Aim
Scan the listing below and copy every line holding "ovojnica".

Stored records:
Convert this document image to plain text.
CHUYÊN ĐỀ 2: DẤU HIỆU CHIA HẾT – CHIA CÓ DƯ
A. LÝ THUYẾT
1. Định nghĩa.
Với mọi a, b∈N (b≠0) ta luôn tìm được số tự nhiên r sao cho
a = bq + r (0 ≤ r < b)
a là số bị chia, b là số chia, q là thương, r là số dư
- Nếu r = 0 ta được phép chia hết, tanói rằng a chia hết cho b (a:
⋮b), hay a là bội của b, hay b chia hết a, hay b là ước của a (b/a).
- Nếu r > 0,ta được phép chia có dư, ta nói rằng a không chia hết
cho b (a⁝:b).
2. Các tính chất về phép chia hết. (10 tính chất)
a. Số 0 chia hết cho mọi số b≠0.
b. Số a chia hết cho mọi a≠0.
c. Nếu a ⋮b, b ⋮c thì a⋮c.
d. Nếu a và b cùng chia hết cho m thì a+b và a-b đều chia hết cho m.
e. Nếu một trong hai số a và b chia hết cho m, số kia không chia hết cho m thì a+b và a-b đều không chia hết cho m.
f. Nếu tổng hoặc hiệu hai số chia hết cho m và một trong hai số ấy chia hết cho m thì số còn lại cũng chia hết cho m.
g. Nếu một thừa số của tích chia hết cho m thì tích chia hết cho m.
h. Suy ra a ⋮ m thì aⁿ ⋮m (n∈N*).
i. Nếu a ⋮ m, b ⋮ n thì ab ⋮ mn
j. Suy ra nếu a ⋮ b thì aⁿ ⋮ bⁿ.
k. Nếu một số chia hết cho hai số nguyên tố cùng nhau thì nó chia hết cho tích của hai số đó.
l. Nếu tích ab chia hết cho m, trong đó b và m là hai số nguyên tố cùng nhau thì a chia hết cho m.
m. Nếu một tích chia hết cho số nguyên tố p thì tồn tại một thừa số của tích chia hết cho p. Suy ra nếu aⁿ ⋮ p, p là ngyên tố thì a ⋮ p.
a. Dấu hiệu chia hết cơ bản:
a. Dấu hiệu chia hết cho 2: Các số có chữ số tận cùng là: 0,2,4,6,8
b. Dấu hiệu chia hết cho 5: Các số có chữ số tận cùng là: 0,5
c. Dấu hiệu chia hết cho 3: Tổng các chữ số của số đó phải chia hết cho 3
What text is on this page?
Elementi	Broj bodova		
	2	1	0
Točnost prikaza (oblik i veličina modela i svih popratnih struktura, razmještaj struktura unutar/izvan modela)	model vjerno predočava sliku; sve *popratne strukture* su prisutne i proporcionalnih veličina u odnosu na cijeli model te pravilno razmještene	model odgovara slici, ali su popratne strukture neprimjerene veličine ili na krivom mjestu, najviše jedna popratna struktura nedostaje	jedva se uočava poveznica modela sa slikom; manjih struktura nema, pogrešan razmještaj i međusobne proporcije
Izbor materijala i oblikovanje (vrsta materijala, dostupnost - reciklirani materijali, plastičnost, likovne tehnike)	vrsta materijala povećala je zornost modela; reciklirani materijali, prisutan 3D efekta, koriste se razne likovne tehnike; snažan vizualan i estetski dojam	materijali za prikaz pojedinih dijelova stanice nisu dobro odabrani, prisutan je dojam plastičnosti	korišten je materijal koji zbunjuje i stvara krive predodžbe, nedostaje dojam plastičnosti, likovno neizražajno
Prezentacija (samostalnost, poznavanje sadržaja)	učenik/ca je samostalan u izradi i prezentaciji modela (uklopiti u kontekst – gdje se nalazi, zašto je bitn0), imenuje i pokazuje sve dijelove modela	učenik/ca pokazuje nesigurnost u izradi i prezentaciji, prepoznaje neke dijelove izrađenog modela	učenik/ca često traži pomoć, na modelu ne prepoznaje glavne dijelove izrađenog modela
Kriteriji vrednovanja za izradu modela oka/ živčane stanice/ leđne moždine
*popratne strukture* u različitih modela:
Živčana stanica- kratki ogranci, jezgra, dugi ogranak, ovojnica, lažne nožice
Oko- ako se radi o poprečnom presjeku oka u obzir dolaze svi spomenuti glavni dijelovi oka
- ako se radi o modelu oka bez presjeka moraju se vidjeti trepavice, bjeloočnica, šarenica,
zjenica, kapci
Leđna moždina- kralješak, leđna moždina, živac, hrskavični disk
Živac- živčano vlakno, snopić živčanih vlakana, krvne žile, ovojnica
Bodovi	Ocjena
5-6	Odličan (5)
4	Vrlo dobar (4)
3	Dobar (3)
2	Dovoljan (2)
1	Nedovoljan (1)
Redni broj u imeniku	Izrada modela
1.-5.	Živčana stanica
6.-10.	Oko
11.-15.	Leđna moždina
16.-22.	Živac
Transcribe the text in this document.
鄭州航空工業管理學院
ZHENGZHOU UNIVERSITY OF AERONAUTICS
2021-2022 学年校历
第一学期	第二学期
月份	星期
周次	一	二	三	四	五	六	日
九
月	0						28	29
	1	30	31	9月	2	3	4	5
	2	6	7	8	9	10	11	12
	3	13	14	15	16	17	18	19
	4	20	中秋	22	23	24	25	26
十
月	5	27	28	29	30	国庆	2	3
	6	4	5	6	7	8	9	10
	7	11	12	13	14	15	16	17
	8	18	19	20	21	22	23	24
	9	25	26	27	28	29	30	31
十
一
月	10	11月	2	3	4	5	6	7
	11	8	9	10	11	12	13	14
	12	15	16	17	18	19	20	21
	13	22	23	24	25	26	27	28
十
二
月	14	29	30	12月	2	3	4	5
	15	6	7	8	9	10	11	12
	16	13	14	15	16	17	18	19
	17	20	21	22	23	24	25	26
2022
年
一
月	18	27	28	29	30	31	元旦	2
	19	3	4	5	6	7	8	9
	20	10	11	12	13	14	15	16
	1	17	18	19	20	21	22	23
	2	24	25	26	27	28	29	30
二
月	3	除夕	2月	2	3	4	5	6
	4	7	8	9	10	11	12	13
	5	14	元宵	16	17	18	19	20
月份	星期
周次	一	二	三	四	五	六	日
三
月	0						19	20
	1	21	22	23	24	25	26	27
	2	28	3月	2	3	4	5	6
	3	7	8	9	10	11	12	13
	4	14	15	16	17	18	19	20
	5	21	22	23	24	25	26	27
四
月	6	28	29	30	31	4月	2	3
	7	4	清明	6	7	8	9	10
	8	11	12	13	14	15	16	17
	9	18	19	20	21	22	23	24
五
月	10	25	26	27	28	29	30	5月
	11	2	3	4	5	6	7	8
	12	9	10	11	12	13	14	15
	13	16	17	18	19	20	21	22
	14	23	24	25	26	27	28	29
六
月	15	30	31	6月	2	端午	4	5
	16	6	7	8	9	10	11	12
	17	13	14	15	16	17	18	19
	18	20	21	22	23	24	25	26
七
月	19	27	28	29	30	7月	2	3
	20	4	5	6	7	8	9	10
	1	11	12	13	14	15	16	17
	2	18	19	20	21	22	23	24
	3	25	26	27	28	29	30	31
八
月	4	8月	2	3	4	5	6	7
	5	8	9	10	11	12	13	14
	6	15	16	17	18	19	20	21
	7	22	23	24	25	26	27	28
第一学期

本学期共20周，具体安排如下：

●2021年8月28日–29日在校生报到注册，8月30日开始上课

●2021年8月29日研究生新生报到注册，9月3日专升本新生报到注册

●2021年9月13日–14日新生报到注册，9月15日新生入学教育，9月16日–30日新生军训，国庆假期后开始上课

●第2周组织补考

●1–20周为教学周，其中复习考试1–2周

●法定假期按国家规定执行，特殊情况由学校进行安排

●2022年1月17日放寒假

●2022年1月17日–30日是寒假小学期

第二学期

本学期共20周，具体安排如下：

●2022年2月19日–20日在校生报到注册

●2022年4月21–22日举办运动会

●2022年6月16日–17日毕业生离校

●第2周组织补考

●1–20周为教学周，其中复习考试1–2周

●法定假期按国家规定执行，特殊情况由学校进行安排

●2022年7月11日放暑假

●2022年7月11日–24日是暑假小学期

Output of the task
Živčana stanica- kratki ogranci, jezgra, dugi ogranak, ovojnica, lažne nožice
Živac- živčano vlakno, snopić živčanih vlakana, krvne žile, ovojnica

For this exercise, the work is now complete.